▸ DATASET:

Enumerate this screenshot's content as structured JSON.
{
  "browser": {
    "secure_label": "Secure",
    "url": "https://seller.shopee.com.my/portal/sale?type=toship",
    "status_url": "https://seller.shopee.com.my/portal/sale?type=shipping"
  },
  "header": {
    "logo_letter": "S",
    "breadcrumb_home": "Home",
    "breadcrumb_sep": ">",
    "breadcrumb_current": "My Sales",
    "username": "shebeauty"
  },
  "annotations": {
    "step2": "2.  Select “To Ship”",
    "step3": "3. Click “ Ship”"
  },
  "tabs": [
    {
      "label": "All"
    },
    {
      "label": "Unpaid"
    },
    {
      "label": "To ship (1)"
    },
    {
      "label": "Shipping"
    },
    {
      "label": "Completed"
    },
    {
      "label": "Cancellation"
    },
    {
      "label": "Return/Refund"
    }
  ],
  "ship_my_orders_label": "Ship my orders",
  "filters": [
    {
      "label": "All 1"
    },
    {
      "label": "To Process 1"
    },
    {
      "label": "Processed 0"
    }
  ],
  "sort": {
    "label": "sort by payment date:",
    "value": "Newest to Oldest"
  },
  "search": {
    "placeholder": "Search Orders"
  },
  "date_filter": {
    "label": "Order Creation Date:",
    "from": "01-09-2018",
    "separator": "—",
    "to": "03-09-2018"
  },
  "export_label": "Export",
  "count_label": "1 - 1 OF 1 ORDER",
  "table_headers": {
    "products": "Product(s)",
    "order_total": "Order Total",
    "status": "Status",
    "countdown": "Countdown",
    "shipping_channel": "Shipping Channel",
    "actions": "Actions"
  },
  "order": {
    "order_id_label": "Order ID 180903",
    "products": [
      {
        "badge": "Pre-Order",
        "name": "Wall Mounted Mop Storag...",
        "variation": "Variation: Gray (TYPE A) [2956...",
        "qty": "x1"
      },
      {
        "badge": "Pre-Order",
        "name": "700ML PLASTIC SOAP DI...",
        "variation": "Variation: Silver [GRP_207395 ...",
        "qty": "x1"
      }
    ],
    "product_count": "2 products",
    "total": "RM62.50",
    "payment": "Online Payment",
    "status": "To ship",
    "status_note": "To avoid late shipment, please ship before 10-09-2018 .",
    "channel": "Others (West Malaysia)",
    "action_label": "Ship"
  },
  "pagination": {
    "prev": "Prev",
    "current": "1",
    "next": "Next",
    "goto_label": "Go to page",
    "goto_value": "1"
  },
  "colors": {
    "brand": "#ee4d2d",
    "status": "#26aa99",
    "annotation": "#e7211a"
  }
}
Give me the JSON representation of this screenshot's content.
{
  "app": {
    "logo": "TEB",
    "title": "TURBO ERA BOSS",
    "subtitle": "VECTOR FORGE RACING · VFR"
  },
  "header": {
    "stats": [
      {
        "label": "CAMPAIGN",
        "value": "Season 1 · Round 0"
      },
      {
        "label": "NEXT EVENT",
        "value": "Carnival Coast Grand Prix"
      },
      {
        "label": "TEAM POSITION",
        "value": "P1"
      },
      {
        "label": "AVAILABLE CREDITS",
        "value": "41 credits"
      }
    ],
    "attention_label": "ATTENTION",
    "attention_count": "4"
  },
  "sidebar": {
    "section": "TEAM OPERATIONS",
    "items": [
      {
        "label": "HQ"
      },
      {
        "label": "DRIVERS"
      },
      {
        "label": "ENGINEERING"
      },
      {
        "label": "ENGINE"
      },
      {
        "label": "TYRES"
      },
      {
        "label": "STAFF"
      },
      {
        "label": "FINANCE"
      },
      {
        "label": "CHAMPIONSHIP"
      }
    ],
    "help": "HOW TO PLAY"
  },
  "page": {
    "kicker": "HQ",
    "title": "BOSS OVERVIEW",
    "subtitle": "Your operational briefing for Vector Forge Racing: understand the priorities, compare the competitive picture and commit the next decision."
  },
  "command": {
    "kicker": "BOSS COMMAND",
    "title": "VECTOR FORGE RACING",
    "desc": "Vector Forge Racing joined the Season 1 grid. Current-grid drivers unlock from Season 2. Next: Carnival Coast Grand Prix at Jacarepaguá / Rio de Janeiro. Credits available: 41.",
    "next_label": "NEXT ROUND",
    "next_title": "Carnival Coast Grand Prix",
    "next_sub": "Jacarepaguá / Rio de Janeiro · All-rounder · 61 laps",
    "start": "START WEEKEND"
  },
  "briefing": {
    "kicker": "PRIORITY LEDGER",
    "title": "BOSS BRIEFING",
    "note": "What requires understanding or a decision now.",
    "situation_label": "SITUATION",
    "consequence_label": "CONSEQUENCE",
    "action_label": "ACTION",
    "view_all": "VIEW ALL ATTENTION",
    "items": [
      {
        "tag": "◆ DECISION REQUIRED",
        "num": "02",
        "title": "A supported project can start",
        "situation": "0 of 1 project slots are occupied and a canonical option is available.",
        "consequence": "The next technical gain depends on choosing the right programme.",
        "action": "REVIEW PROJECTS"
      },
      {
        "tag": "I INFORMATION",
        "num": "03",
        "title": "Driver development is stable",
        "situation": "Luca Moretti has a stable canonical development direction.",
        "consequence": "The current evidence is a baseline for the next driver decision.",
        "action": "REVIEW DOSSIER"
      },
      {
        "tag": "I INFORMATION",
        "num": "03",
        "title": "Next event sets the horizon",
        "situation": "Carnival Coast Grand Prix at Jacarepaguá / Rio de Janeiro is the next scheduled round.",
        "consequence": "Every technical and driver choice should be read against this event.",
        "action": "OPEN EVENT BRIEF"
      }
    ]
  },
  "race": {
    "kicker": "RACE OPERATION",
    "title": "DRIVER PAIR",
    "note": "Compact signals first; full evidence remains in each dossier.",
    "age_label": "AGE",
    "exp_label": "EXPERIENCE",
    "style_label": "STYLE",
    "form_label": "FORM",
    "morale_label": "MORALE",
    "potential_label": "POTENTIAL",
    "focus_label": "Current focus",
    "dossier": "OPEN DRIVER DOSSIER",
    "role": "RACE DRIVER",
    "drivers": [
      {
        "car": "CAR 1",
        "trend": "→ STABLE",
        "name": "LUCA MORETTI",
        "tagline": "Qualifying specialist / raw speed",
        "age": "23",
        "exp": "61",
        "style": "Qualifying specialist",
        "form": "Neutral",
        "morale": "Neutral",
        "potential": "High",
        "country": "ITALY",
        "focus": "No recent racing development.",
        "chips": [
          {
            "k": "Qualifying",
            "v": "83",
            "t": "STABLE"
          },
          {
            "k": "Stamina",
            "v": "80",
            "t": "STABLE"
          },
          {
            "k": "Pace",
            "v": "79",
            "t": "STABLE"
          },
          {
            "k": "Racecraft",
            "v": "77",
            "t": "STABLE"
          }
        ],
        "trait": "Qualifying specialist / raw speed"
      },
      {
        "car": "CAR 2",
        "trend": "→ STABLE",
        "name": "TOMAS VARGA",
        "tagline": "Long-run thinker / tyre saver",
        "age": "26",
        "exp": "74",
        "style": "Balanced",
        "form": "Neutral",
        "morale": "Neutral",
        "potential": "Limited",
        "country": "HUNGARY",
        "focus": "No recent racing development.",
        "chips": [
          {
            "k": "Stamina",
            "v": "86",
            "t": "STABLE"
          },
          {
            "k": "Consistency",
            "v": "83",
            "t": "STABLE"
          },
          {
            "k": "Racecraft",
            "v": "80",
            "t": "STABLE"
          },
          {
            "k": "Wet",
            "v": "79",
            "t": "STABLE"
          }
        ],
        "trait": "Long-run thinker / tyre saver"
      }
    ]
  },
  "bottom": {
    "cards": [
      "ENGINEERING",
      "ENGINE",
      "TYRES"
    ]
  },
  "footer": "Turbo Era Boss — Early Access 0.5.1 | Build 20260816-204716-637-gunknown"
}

▸ PROBLEM STATEMENT: Retype the entries exactly, including every line.

▸ EXERCISE RESPONSE:
Enumerate this screenshot's content as structured JSON.
{
  "browser": {
    "secure_label": "Secure",
    "url": "https://seller.shopee.com.my/portal/sale?type=toship",
    "status_url": "https://seller.shopee.com.my/portal/sale?type=shipping"
  },
  "header": {
    "logo_letter": "S",
    "breadcrumb_home": "Home",
    "breadcrumb_sep": ">",
    "breadcrumb_current": "My Sales",
    "username": "shebeauty"
  },
  "annotations": {
    "step2": "2.  Select “To Ship”",
    "step3": "3. Click “ Ship”"
  },
  "tabs": [
    {
      "label": "All"
    },
    {
      "label": "Unpaid"
    },
    {
      "label": "To ship (1)"
    },
    {
      "label": "Shipping"
    },
    {
      "label": "Completed"
    },
    {
      "label": "Cancellation"
    },
    {
      "label": "Return/Refund"
    }
  ],
  "ship_my_orders_label": "Ship my orders",
  "filters": [
    {
      "label": "All 1"
    },
    {
      "label": "To Process 1"
    },
    {
      "label": "Processed 0"
    }
  ],
  "sort": {
    "label": "sort by payment date:",
    "value": "Newest to Oldest"
  },
  "search": {
    "placeholder": "Search Orders"
  },
  "date_filter": {
    "label": "Order Creation Date:",
    "from": "01-09-2018",
    "separator": "—",
    "to": "03-09-2018"
  },
  "export_label": "Export",
  "count_label": "1 - 1 OF 1 ORDER",
  "table_headers": {
    "products": "Product(s)",
    "order_total": "Order Total",
    "status": "Status",
    "countdown": "Countdown",
    "shipping_channel": "Shipping Channel",
    "actions": "Actions"
  },
  "order": {
    "order_id_label": "Order ID 180903",
    "products": [
      {
        "badge": "Pre-Order",
        "name": "Wall Mounted Mop Storag...",
        "variation": "Variation: Gray (TYPE A) [2956...",
        "qty": "x1"
      },
      {
        "badge": "Pre-Order",
        "name": "700ML PLASTIC SOAP DI...",
        "variation": "Variation: Silver [GRP_207395 ...",
        "qty": "x1"
      }
    ],
    "product_count": "2 products",
    "total": "RM62.50",
    "payment": "Online Payment",
    "status": "To ship",
    "status_note": "To avoid late shipment, please ship before 10-09-2018 .",
    "channel": "Others (West Malaysia)",
    "action_label": "Ship"
  },
  "pagination": {
    "prev": "Prev",
    "current": "1",
    "next": "Next",
    "goto_label": "Go to page",
    "goto_value": "1"
  },
  "colors": {
    "brand": "#ee4d2d",
    "status": "#26aa99",
    "annotation": "#e7211a"
  }
}
Give me the JSON representation of this screenshot's content.
{
  "app": {
    "logo": "TEB",
    "title": "TURBO ERA BOSS",
    "subtitle": "VECTOR FORGE RACING · VFR"
  },
  "header": {
    "stats": [
      {
        "label": "CAMPAIGN",
        "value": "Season 1 · Round 0"
      },
      {
        "label": "NEXT EVENT",
        "value": "Carnival Coast Grand Prix"
      },
      {
        "label": "TEAM POSITION",
        "value": "P1"
      },
      {
        "label": "AVAILABLE CREDITS",
        "value": "41 credits"
      }
    ],
    "attention_label": "ATTENTION",
    "attention_count": "4"
  },
  "sidebar": {
    "section": "TEAM OPERATIONS",
    "items": [
      {
        "label": "HQ"
      },
      {
        "label": "DRIVERS"
      },
      {
        "label": "ENGINEERING"
      },
      {
        "label": "ENGINE"
      },
      {
        "label": "TYRES"
      },
      {
        "label": "STAFF"
      },
      {
        "label": "FINANCE"
      },
      {
        "label": "CHAMPIONSHIP"
      }
    ],
    "help": "HOW TO PLAY"
  },
  "page": {
    "kicker": "HQ",
    "title": "BOSS OVERVIEW",
    "subtitle": "Your operational briefing for Vector Forge Racing: understand the priorities, compare the competitive picture and commit the next decision."
  },
  "command": {
    "kicker": "BOSS COMMAND",
    "title": "VECTOR FORGE RACING",
    "desc": "Vector Forge Racing joined the Season 1 grid. Current-grid drivers unlock from Season 2. Next: Carnival Coast Grand Prix at Jacarepaguá / Rio de Janeiro. Credits available: 41.",
    "next_label": "NEXT ROUND",
    "next_title": "Carnival Coast Grand Prix",
    "next_sub": "Jacarepaguá / Rio de Janeiro · All-rounder · 61 laps",
    "start": "START WEEKEND"
  },
  "briefing": {
    "kicker": "PRIORITY LEDGER",
    "title": "BOSS BRIEFING",
    "note": "What requires understanding or a decision now.",
    "situation_label": "SITUATION",
    "consequence_label": "CONSEQUENCE",
    "action_label": "ACTION",
    "view_all": "VIEW ALL ATTENTION",
    "items": [
      {
        "tag": "◆ DECISION REQUIRED",
        "num": "02",
        "title": "A supported project can start",
        "situation": "0 of 1 project slots are occupied and a canonical option is available.",
        "consequence": "The next technical gain depends on choosing the right programme.",
        "action": "REVIEW PROJECTS"
      },
      {
        "tag": "I INFORMATION",
        "num": "03",
        "title": "Driver development is stable",
        "situation": "Luca Moretti has a stable canonical development direction.",
        "consequence": "The current evidence is a baseline for the next driver decision.",
        "action": "REVIEW DOSSIER"
      },
      {
        "tag": "I INFORMATION",
        "num": "03",
        "title": "Next event sets the horizon",
        "situation": "Carnival Coast Grand Prix at Jacarepaguá / Rio de Janeiro is the next scheduled round.",
        "consequence": "Every technical and driver choice should be read against this event.",
        "action": "OPEN EVENT BRIEF"
      }
    ]
  },
  "race": {
    "kicker": "RACE OPERATION",
    "title": "DRIVER PAIR",
    "note": "Compact signals first; full evidence remains in each dossier.",
    "age_label": "AGE",
    "exp_label": "EXPERIENCE",
    "style_label": "STYLE",
    "form_label": "FORM",
    "morale_label": "MORALE",
    "potential_label": "POTENTIAL",
    "focus_label": "Current focus",
    "dossier": "OPEN DRIVER DOSSIER",
    "role": "RACE DRIVER",
    "drivers": [
      {
        "car": "CAR 1",
        "trend": "→ STABLE",
        "name": "LUCA MORETTI",
        "tagline": "Qualifying specialist / raw speed",
        "age": "23",
        "exp": "61",
        "style": "Qualifying specialist",
        "form": "Neutral",
        "morale": "Neutral",
        "potential": "High",
        "country": "ITALY",
        "focus": "No recent racing development.",
        "chips": [
          {
            "k": "Qualifying",
            "v": "83",
            "t": "STABLE"
          },
          {
            "k": "Stamina",
            "v": "80",
            "t": "STABLE"
          },
          {
            "k": "Pace",
            "v": "79",
            "t": "STABLE"
          },
          {
            "k": "Racecraft",
            "v": "77",
            "t": "STABLE"
          }
        ],
        "trait": "Qualifying specialist / raw speed"
      },
      {
        "car": "CAR 2",
        "trend": "→ STABLE",
        "name": "TOMAS VARGA",
        "tagline": "Long-run thinker / tyre saver",
        "age": "26",
        "exp": "74",
        "style": "Balanced",
        "form": "Neutral",
        "morale": "Neutral",
        "potential": "Limited",
        "country": "HUNGARY",
        "focus": "No recent racing development.",
        "chips": [
          {
            "k": "Stamina",
            "v": "86",
            "t": "STABLE"
          },
          {
            "k": "Consistency",
            "v": "83",
            "t": "STABLE"
          },
          {
            "k": "Racecraft",
            "v": "80",
            "t": "STABLE"
          },
          {
            "k": "Wet",
            "v": "79",
            "t": "STABLE"
          }
        ],
        "trait": "Long-run thinker / tyre saver"
      }
    ]
  },
  "bottom": {
    "cards": [
      "ENGINEERING",
      "ENGINE",
      "TYRES"
    ]
  },
  "footer": "Turbo Era Boss — Early Access 0.5.1 | Build 20260816-204716-637-gunknown"
}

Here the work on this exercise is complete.